Task to complete » In the records below, find each line containing the word "text" and copy it.

++++++++

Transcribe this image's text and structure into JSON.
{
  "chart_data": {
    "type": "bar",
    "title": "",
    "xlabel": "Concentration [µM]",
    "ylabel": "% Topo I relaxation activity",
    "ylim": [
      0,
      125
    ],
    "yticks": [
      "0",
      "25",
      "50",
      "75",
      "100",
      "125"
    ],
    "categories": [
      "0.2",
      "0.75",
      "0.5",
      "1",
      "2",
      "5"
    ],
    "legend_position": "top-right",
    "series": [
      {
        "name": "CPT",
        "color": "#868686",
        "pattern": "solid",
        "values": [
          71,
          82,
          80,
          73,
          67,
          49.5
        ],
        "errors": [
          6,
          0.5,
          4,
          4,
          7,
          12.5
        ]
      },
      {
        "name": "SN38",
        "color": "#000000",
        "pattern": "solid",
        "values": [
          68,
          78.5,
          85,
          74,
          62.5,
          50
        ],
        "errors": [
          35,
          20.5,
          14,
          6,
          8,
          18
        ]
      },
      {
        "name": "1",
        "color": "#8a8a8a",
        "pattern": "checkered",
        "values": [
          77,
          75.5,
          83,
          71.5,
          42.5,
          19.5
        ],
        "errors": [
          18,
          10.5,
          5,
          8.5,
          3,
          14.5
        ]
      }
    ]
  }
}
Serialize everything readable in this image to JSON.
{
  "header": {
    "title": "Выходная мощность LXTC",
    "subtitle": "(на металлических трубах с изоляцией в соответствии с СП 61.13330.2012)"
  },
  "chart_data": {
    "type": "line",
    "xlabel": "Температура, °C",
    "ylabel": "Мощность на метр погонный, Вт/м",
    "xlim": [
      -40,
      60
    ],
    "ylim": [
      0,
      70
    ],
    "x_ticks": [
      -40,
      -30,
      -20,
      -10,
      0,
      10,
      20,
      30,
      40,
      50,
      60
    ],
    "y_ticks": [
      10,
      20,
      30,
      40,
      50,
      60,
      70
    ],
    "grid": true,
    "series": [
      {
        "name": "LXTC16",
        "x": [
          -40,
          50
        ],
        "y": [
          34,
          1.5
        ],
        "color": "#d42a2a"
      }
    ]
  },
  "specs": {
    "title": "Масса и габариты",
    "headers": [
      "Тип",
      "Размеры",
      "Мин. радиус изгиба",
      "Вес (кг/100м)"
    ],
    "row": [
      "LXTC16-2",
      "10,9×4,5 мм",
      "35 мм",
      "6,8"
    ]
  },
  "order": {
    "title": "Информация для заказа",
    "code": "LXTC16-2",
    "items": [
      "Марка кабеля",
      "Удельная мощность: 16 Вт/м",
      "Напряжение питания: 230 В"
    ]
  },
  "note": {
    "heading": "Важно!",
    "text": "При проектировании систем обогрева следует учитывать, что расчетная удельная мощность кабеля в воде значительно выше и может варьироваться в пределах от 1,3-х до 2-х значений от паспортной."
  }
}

++++++++

Correct answer »
Transcribe this image's text and structure into JSON.
    "text": "При проектировании систем обогрева следует учитывать, что расчетная удельная мощность кабеля в воде значительно выше и может варьироваться в пределах от 1,3-х до 2-х значений от паспортной."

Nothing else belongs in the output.